**Exercise directions:** Please update everything from the line containing "highlight-note: *En naranja: actualización" down to the line containing "cell-localidad: El Astillero bbox=[375, 475, 610, 497]" in the material below by replacing "Alumno/a" with "Estudiante". Return only those lines, with everything else unchanged.

BEGIN Listed entries

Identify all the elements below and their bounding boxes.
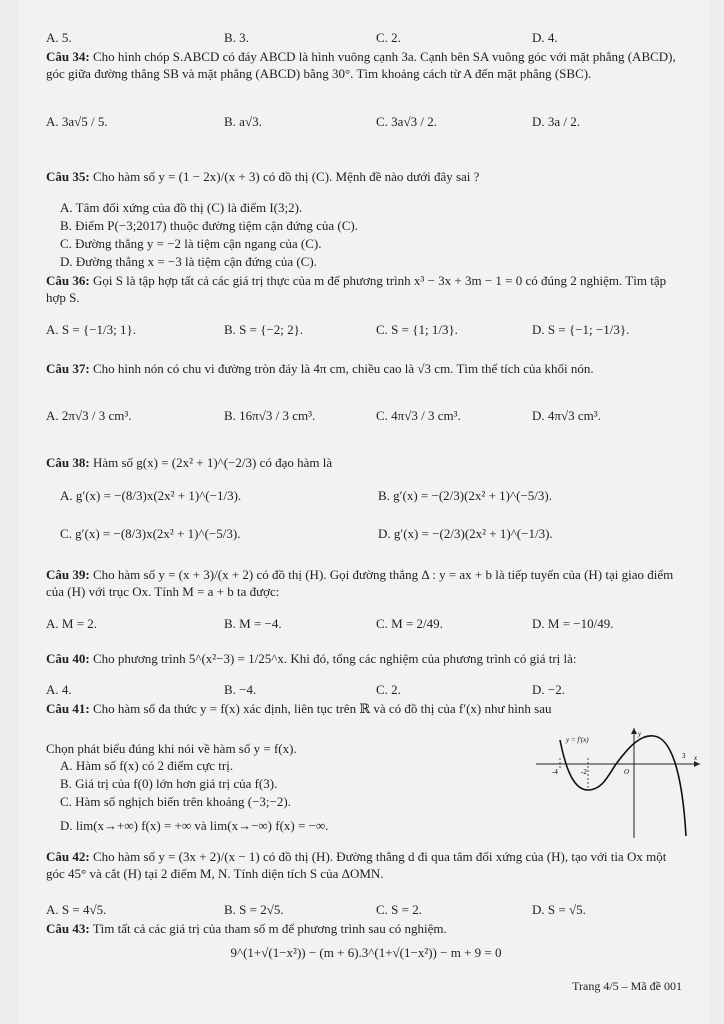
q35-option-a: A. Tâm đối xứng của đồ thị (C) là điểm I(3;2). — [60, 200, 303, 215]
q38-option-b: B. g′(x) = −(2/3)(2x² + 1)^(−5/3). — [378, 488, 552, 503]
option-c: C. M = 2/49. — [376, 616, 443, 631]
q35-option-b: B. Điểm P(−3;2017) thuộc đường tiệm cận đứng của (C). — [60, 218, 358, 233]
question-35: Câu 35: Cho hàm số y = (1 − 2x)/(x + 3) có đồ thị (C). Mệnh đề nào dưới đây sai ? — [46, 169, 480, 184]
option-d: D. 3a / 2. — [532, 114, 581, 129]
option-d: D. 4π√3 cm³. — [532, 408, 601, 423]
option-b: B. S = 2√5. — [224, 902, 284, 917]
q38-option-c: C. g′(x) = −(8/3)x(2x² + 1)^(−5/3). — [60, 526, 241, 541]
option-c: C. S = 2. — [376, 902, 422, 917]
option-b: B. −4. — [224, 682, 257, 697]
option-b: B. S = {−2; 2}. — [224, 322, 304, 337]
derivative-graph — [536, 728, 702, 840]
q35-option-d: D. Đường thẳng x = −3 là tiệm cận đứng của (C). — [60, 254, 317, 269]
question-40: Câu 40: Cho phương trình 5^(x²−3) = 1/25^x. Khi đó, tổng các nghiệm của phương trình có giá trị là: — [46, 651, 577, 666]
q41-option-b: B. Giá trị của f(0) lớn hơn giá trị của f(3). — [60, 776, 278, 791]
option-c: C. 2. — [376, 30, 401, 45]
option-a: A. 4. — [46, 682, 72, 697]
q41-prompt: Chọn phát biểu đúng khi nói về hàm số y = f(x). — [46, 741, 297, 756]
x-label-minus4: -4 — [552, 768, 558, 776]
question-39: Câu 39: Cho hàm số y = (x + 3)/(x + 2) có đồ thị (H). Gọi đường thẳng Δ : y = ax + b là tiếp tuyến của (H) tại giao điểm của (H) với trục Ox. Tính M = a + b ta được: — [46, 567, 674, 599]
option-c: C. 3a√3 / 2. — [376, 114, 437, 129]
q39-options — [46, 616, 686, 644]
option-a: A. 5. — [46, 30, 72, 45]
option-b: B. M = −4. — [224, 616, 282, 631]
option-a: A. 2π√3 / 3 cm³. — [46, 408, 132, 423]
option-a: A. M = 2. — [46, 616, 98, 631]
question-36: Câu 36: Gọi S là tập hợp tất cả các giá trị thực của m để phương trình x³ − 3x + 3m − 1 = 0 có đúng 2 nghiệm. Tìm tập hợp S. — [46, 273, 667, 305]
q34-options — [46, 114, 686, 142]
option-c: C. 4π√3 / 3 cm³. — [376, 408, 461, 423]
exam-page — [18, 0, 710, 1024]
q37-options — [46, 408, 686, 436]
option-d: D. 4. — [532, 30, 558, 45]
origin-label: O — [624, 768, 630, 776]
page-footer: Trang 4/5 – Mã đề 001 — [572, 979, 682, 993]
q41-option-a: A. Hàm số f(x) có 2 điểm cực trị. — [60, 758, 234, 773]
q35-option-c: C. Đường thẳng y = −2 là tiệm cận ngang của (C). — [60, 236, 322, 251]
option-d: D. S = √5. — [532, 902, 586, 917]
q41-option-d: D. lim(x→+∞) f(x) = +∞ và lim(x→−∞) f(x) = −∞. — [60, 818, 329, 833]
question-38: Câu 38: Hàm số g(x) = (2x² + 1)^(−2/3) có đạo hàm là — [46, 455, 333, 470]
option-c: C. 2. — [376, 682, 401, 697]
q38-option-d: D. g′(x) = −(2/3)(2x² + 1)^(−1/3). — [378, 526, 553, 541]
y-axis-label: y — [638, 730, 642, 738]
option-a: A. S = 4√5. — [46, 902, 107, 917]
option-c: C. S = {1; 1/3}. — [376, 322, 458, 337]
x-axis-label: x — [694, 754, 698, 762]
q38-option-a: A. g′(x) = −(8/3)x(2x² + 1)^(−1/3). — [60, 488, 242, 503]
q43-equation: 9^(1+√(1−x²)) − (m + 6).3^(1+√(1−x²)) − m + 9 = 0 — [230, 945, 502, 960]
question-37: Câu 37: Cho hình nón có chu vi đường tròn đáy là 4π cm, chiều cao là √3 cm. Tìm thể tích của khối nón. — [46, 361, 594, 376]
y-axis-arrow — [631, 728, 637, 734]
option-b: B. 16π√3 / 3 cm³. — [224, 408, 316, 423]
question-41: Câu 41: Cho hàm số đa thức y = f(x) xác định, liên tục trên ℝ và có đồ thị của f′(x) như hình sau — [46, 701, 552, 716]
option-a: A. S = {−1/3; 1}. — [46, 322, 136, 337]
question-34: Câu 34: Cho hình chóp S.ABCD có đáy ABCD là hình vuông cạnh 3a. Cạnh bên SA vuông góc với mặt phẳng (ABCD), góc giữa đường thẳng SB và mặt phẳng (ABCD) bằng 30°. Tìm khoảng cách từ A đến mặt phẳng (SBC). — [46, 49, 676, 81]
question-43: Câu 43: Tìm tất cả các giá trị của tham số m để phương trình sau có nghiệm. — [46, 921, 447, 936]
q41-option-c: C. Hàm số nghịch biến trên khoảng (−3;−2). — [60, 794, 291, 809]
curve-label: y = f′(x) — [566, 736, 589, 744]
option-a: A. 3a√5 / 5. — [46, 114, 108, 129]
option-b: B. 3. — [224, 30, 249, 45]
x-label-minus2: -2 — [581, 768, 587, 776]
x-label-3: 3 — [682, 752, 686, 760]
derivative-curve — [560, 736, 686, 836]
option-d: D. M = −10/49. — [532, 616, 614, 631]
question-42: Câu 42: Cho hàm số y = (3x + 2)/(x − 1) có đồ thị (H). Đường thẳng d đi qua tâm đối xứng của (H), tạo với tia Ox một góc 45° và cắt (H) tại 2 điểm M, N. Tính diện tích S của ΔOMN. — [46, 849, 667, 881]
option-b: B. a√3. — [224, 114, 262, 129]
option-d: D. S = {−1; −1/3}. — [532, 322, 630, 337]
option-d: D. −2. — [532, 682, 565, 697]
q36-options — [46, 322, 686, 350]
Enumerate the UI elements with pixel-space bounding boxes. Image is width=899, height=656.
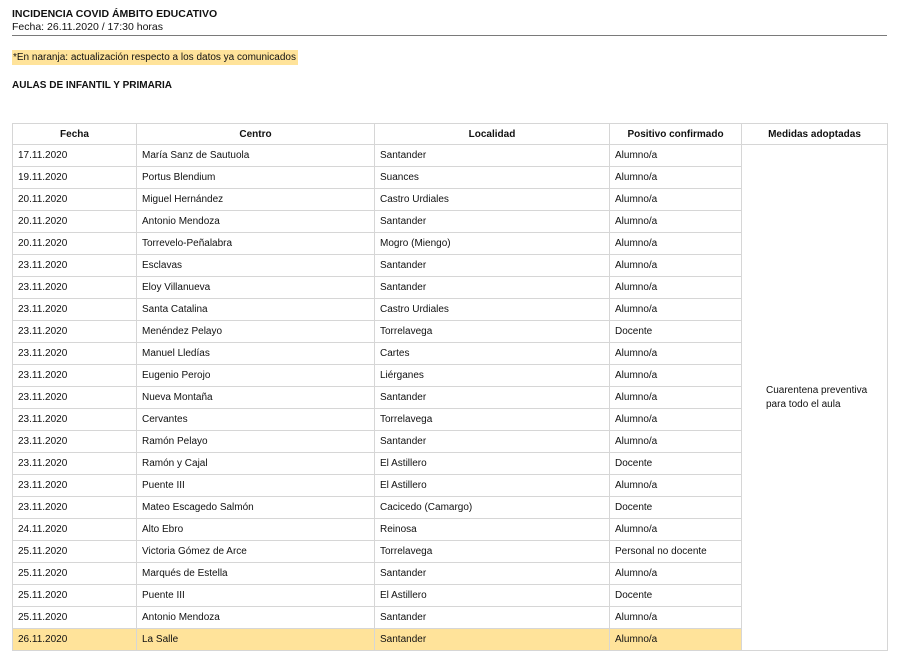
highlight-note: *En naranja: actualización respecto a los datos ya comunicados bbox=[13, 52, 296, 63]
cell-localidad: Santander bbox=[375, 211, 610, 233]
cell-positivo: Alumno/a bbox=[610, 563, 742, 585]
cell-positivo: Alumno/a bbox=[610, 409, 742, 431]
document-header bbox=[12, 8, 888, 34]
cell-centro: Eugenio Perojo bbox=[137, 365, 375, 387]
cell-positivo: Alumno/a bbox=[610, 629, 742, 651]
cell-centro: Santa Catalina bbox=[137, 299, 375, 321]
cell-centro: Antonio Mendoza bbox=[137, 607, 375, 629]
cell-localidad: Santander bbox=[375, 563, 610, 585]
cell-localidad: El Astillero bbox=[375, 453, 610, 475]
table-header-row bbox=[13, 124, 888, 145]
cell-centro: Torrevelo-Peñalabra bbox=[137, 233, 375, 255]
cell-localidad: Mogro (Miengo) bbox=[375, 233, 610, 255]
cell-positivo: Alumno/a bbox=[610, 343, 742, 365]
cell-positivo: Alumno/a bbox=[610, 431, 742, 453]
cell-fecha: 25.11.2020 bbox=[13, 563, 137, 585]
cell-positivo: Alumno/a bbox=[610, 145, 742, 167]
cell-fecha: 23.11.2020 bbox=[13, 409, 137, 431]
incidence-table bbox=[12, 123, 888, 651]
cell-localidad: El Astillero bbox=[375, 475, 610, 497]
cell-localidad: Santander bbox=[375, 431, 610, 453]
cell-centro: Mateo Escagedo Salmón bbox=[137, 497, 375, 519]
cell-fecha: 24.11.2020 bbox=[13, 519, 137, 541]
cell-localidad: Santander bbox=[375, 255, 610, 277]
cell-localidad: Cartes bbox=[375, 343, 610, 365]
table-body bbox=[13, 145, 888, 651]
column-header-fecha: Fecha bbox=[13, 124, 137, 145]
cell-positivo: Alumno/a bbox=[610, 189, 742, 211]
cell-fecha: 23.11.2020 bbox=[13, 255, 137, 277]
cell-centro: Menéndez Pelayo bbox=[137, 321, 375, 343]
cell-localidad: Cacicedo (Camargo) bbox=[375, 497, 610, 519]
document-date: Fecha: 26.11.2020 / 17:30 horas bbox=[12, 21, 163, 33]
cell-fecha: 23.11.2020 bbox=[13, 387, 137, 409]
cell-fecha: 23.11.2020 bbox=[13, 321, 137, 343]
cell-fecha: 23.11.2020 bbox=[13, 431, 137, 453]
document-title: INCIDENCIA COVID ÁMBITO EDUCATIVO bbox=[12, 8, 218, 20]
cell-localidad: Suances bbox=[375, 167, 610, 189]
cell-fecha: 25.11.2020 bbox=[13, 607, 137, 629]
cell-fecha: 20.11.2020 bbox=[13, 211, 137, 233]
cell-localidad: Torrelavega bbox=[375, 321, 610, 343]
column-header-medidas: Medidas adoptadas bbox=[742, 124, 888, 145]
cell-positivo: Alumno/a bbox=[610, 255, 742, 277]
cell-centro: La Salle bbox=[137, 629, 375, 651]
cell-centro: Cervantes bbox=[137, 409, 375, 431]
section-title: AULAS DE INFANTIL Y PRIMARIA bbox=[12, 80, 173, 91]
cell-positivo: Alumno/a bbox=[610, 233, 742, 255]
column-header-positivo: Positivo confirmado bbox=[610, 124, 742, 145]
cell-fecha: 17.11.2020 bbox=[13, 145, 137, 167]
cell-fecha: 23.11.2020 bbox=[13, 277, 137, 299]
cell-localidad: Torrelavega bbox=[375, 541, 610, 563]
cell-positivo: Alumno/a bbox=[610, 475, 742, 497]
cell-centro: Ramón y Cajal bbox=[137, 453, 375, 475]
cell-localidad: Reinosa bbox=[375, 519, 610, 541]
cell-fecha: 23.11.2020 bbox=[13, 299, 137, 321]
cell-positivo: Alumno/a bbox=[610, 387, 742, 409]
cell-centro: Puente III bbox=[137, 475, 375, 497]
cell-fecha: 19.11.2020 bbox=[13, 167, 137, 189]
cell-localidad: El Astillero bbox=[375, 585, 610, 607]
cell-medidas: Cuarentena preventiva para todo el aula bbox=[742, 145, 888, 651]
cell-localidad: Santander bbox=[375, 145, 610, 167]
cell-positivo: Personal no docente bbox=[610, 541, 742, 563]
cell-positivo: Docente bbox=[610, 453, 742, 475]
cell-centro: Portus Blendium bbox=[137, 167, 375, 189]
cell-localidad: Santander bbox=[375, 629, 610, 651]
cell-fecha: 26.11.2020 bbox=[13, 629, 137, 651]
cell-fecha: 25.11.2020 bbox=[13, 541, 137, 563]
cell-positivo: Alumno/a bbox=[610, 519, 742, 541]
cell-centro: Esclavas bbox=[137, 255, 375, 277]
cell-positivo: Alumno/a bbox=[610, 211, 742, 233]
cell-localidad: Santander bbox=[375, 607, 610, 629]
cell-centro: Puente III bbox=[137, 585, 375, 607]
cell-fecha: 23.11.2020 bbox=[13, 497, 137, 519]
cell-centro: Victoria Gómez de Arce bbox=[137, 541, 375, 563]
cell-fecha: 23.11.2020 bbox=[13, 475, 137, 497]
cell-positivo: Alumno/a bbox=[610, 607, 742, 629]
cell-fecha: 20.11.2020 bbox=[13, 189, 137, 211]
cell-fecha: 25.11.2020 bbox=[13, 585, 137, 607]
column-header-localidad: Localidad bbox=[375, 124, 610, 145]
cell-centro: Antonio Mendoza bbox=[137, 211, 375, 233]
cell-fecha: 23.11.2020 bbox=[13, 343, 137, 365]
cell-localidad: Santander bbox=[375, 387, 610, 409]
cell-centro: Manuel Lledías bbox=[137, 343, 375, 365]
table-row bbox=[13, 145, 888, 167]
column-header-centro: Centro bbox=[137, 124, 375, 145]
cell-localidad: Castro Urdiales bbox=[375, 189, 610, 211]
cell-centro: María Sanz de Sautuola bbox=[137, 145, 375, 167]
cell-positivo: Alumno/a bbox=[610, 299, 742, 321]
cell-fecha: 23.11.2020 bbox=[13, 453, 137, 475]
cell-fecha: 20.11.2020 bbox=[13, 233, 137, 255]
cell-localidad: Liérganes bbox=[375, 365, 610, 387]
cell-centro: Miguel Hernández bbox=[137, 189, 375, 211]
cell-positivo: Docente bbox=[610, 497, 742, 519]
cell-positivo: Alumno/a bbox=[610, 277, 742, 299]
cell-positivo: Docente bbox=[610, 585, 742, 607]
cell-positivo: Alumno/a bbox=[610, 167, 742, 189]
cell-localidad: Torrelavega bbox=[375, 409, 610, 431]
cell-centro: Marqués de Estella bbox=[137, 563, 375, 585]
cell-centro: Ramón Pelayo bbox=[137, 431, 375, 453]
cell-fecha: 23.11.2020 bbox=[13, 365, 137, 387]
cell-centro: Nueva Montaña bbox=[137, 387, 375, 409]
cell-localidad: Santander bbox=[375, 277, 610, 299]
cell-positivo: Docente bbox=[610, 321, 742, 343]
cell-localidad: Castro Urdiales bbox=[375, 299, 610, 321]
cell-centro: Alto Ebro bbox=[137, 519, 375, 541]
cell-positivo: Alumno/a bbox=[610, 365, 742, 387]
cell-centro: Eloy Villanueva bbox=[137, 277, 375, 299]
header-divider bbox=[12, 35, 887, 36]
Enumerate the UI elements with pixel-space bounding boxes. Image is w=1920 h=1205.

END Listed entries

**Answer to this task:**
highlight-note: *En naranja: actualización respecto a los datos ya comunicados bbox=[13, 52, 296, 63]
cell-localidad: Santander bbox=[375, 211, 610, 233]
cell-positivo: Estudiante bbox=[610, 563, 742, 585]
cell-positivo: Estudiante bbox=[610, 409, 742, 431]
document-header bbox=[12, 8, 888, 34]
cell-centro: Eugenio Perojo bbox=[137, 365, 375, 387]
cell-positivo: Estudiante bbox=[610, 629, 742, 651]
cell-centro: Santa Catalina bbox=[137, 299, 375, 321]
cell-centro: Antonio Mendoza bbox=[137, 607, 375, 629]
cell-localidad: Santander bbox=[375, 563, 610, 585]
cell-localidad: El Astillero bbox=[375, 453, 610, 475]
table-header-row bbox=[13, 124, 888, 145]
cell-centro: Torrevelo-Peñalabra bbox=[137, 233, 375, 255]
cell-localidad: Mogro (Miengo) bbox=[375, 233, 610, 255]
cell-positivo: Estudiante bbox=[610, 343, 742, 365]
cell-positivo: Estudiante bbox=[610, 431, 742, 453]
cell-fecha: 25.11.2020 bbox=[13, 563, 137, 585]
cell-positivo: Estudiante bbox=[610, 145, 742, 167]
cell-fecha: 23.11.2020 bbox=[13, 409, 137, 431]
incidence-table bbox=[12, 123, 888, 651]
cell-localidad: El Astillero bbox=[375, 475, 610, 497]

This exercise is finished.